_Things to do:_
a) List every import statement in the Python code of the linear regression page below.
b) Translate into Spanish this sentence from the linear regression page below: "Let’s work on the ex1data2.txt with sklearn:"
c) Reproduce the part of the linear regression page below starting at "from sklearn.linear_model import" and ending at "clf = LinearRegression()".

_Selected passage:_
(begin)

Linear Regression with Multiple Variables

Let’s recall the cost function $J(\theta)$ , and $\frac{\partial}{\partial\theta} J(\theta)$ :

J(\theta_{0}, \theta_{1}) = \frac{1}{2m} \sum_{i=1}^m (h_{\theta}(x^{(i)}) - y^{(i)})^2 = \frac{1}{2m} \sum_{i=1}^m (\theta_{0} + \theta_{1}x^{(i)} - y^{(i)})^2

If we define:

\theta = \left( \begin{array}{ccc} \theta_{0} \\ \theta_{1} \\ . \\ . \\ \theta_{n} \end{array} \right)

a single experiment $x$ :

x = \left( \begin{array}{ccc} x_{0} \\ x_{1} \\ . \\ . \\ x_{n} \end{array} \right)

the input $X$ :

X = [x^{(0)}, x^{(1)}, ... x^{(m)}]

the output $Y$ :

Y = [y^{(0)}, y^{(1)}, ... y^{(m)}]

Therefore, we can get:

J(\theta) = \frac{1}{2m}(\theta^{T} X - Y)(\theta^{T} X - Y)^{T}

\frac{\partial}{\partial\theta} J(\theta) = \frac{1}{m} ((\theta^{T}X - Y)\cdot X^{T})^{T}

the iteration will be:

\theta = \theta -\frac{\alpha}{m} ((\theta^{T}X - Y)\cdot X^{T})^{T}

Let’s work on the ex1data2.txt with sklearn:

%pylab inline

Populating the interactive namespace from numpy and matplotlib

import numpy as np
import matplotlib.pyplot as plt

data = np.loadtxt(open("ex1data2.txt"), delimiter=",")
X = data[:, :2]
Y = data[:, 2]

from sklearn.linear_model import LinearRegression
from sklearn.preprocessing import StandardScaler  


normalizer = StandardScaler().fit(X)
clf = LinearRegression()
clf.fit(normalizer.transform(X), Y)

print 'intercept: ', clf.intercept_
print 'Coefficients: ', clf.coef_

intercept:  340412.659574
Coefficients:  [ 109447.79646964   -6578.35485416]

house = [1650, 3]
clf.predict(normalizer.transform(house))

(end)

_Data provided:_
(begin)

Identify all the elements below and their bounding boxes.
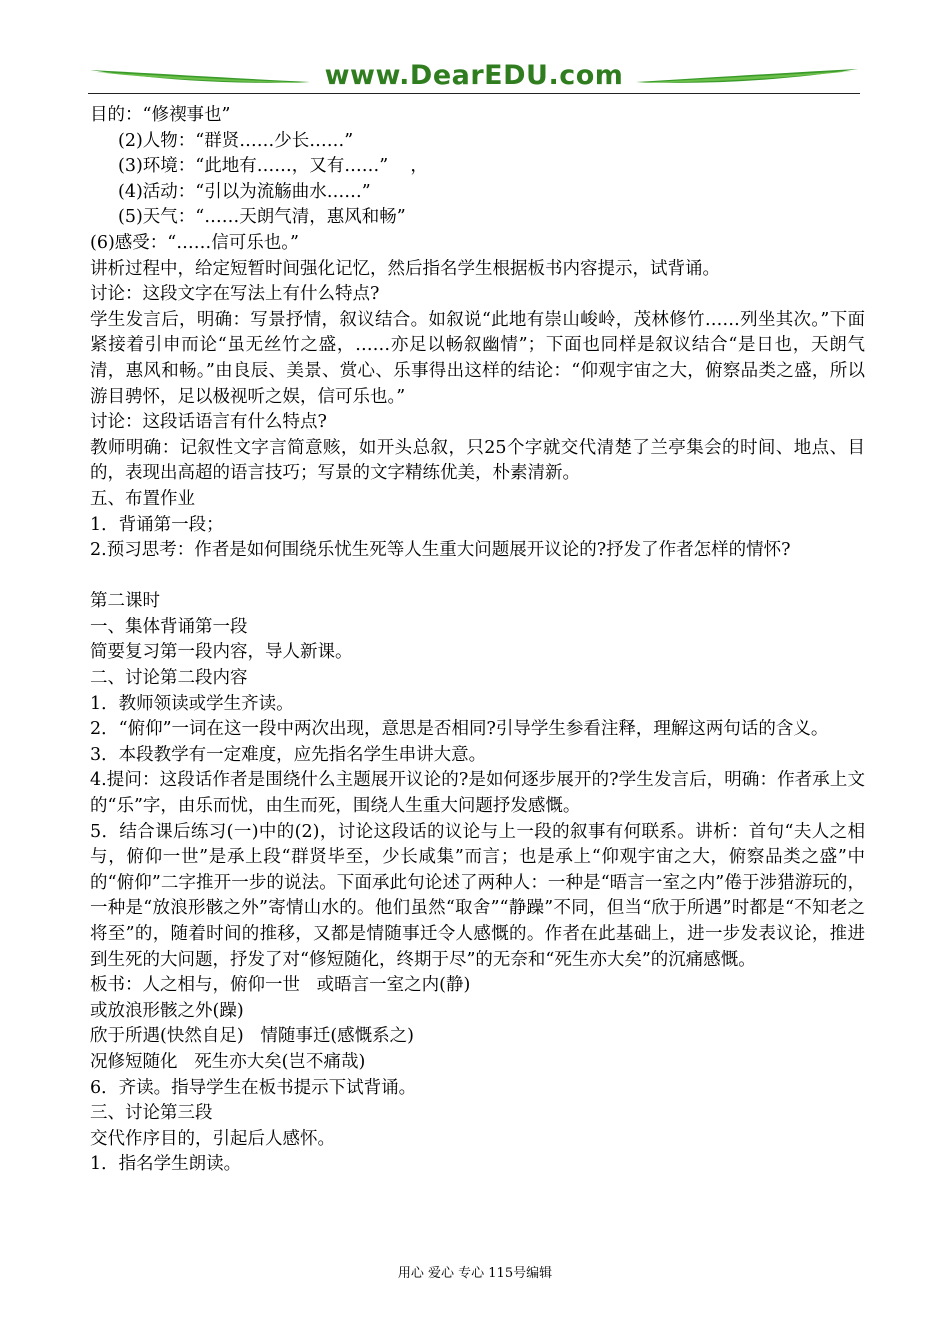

(end)

_Per-task outputs:_
a)
- import numpy as np
- import matplotlib.pyplot as plt
- from sklearn.linear_model import LinearRegression
- from sklearn.preprocessing import StandardScaler

b) Trabajemos con el archivo ex1data2.txt usando sklearn:

c)
from sklearn.linear_model import LinearRegression
from sklearn.preprocessing import StandardScaler  


normalizer = StandardScaler().fit(X)
clf = LinearRegression()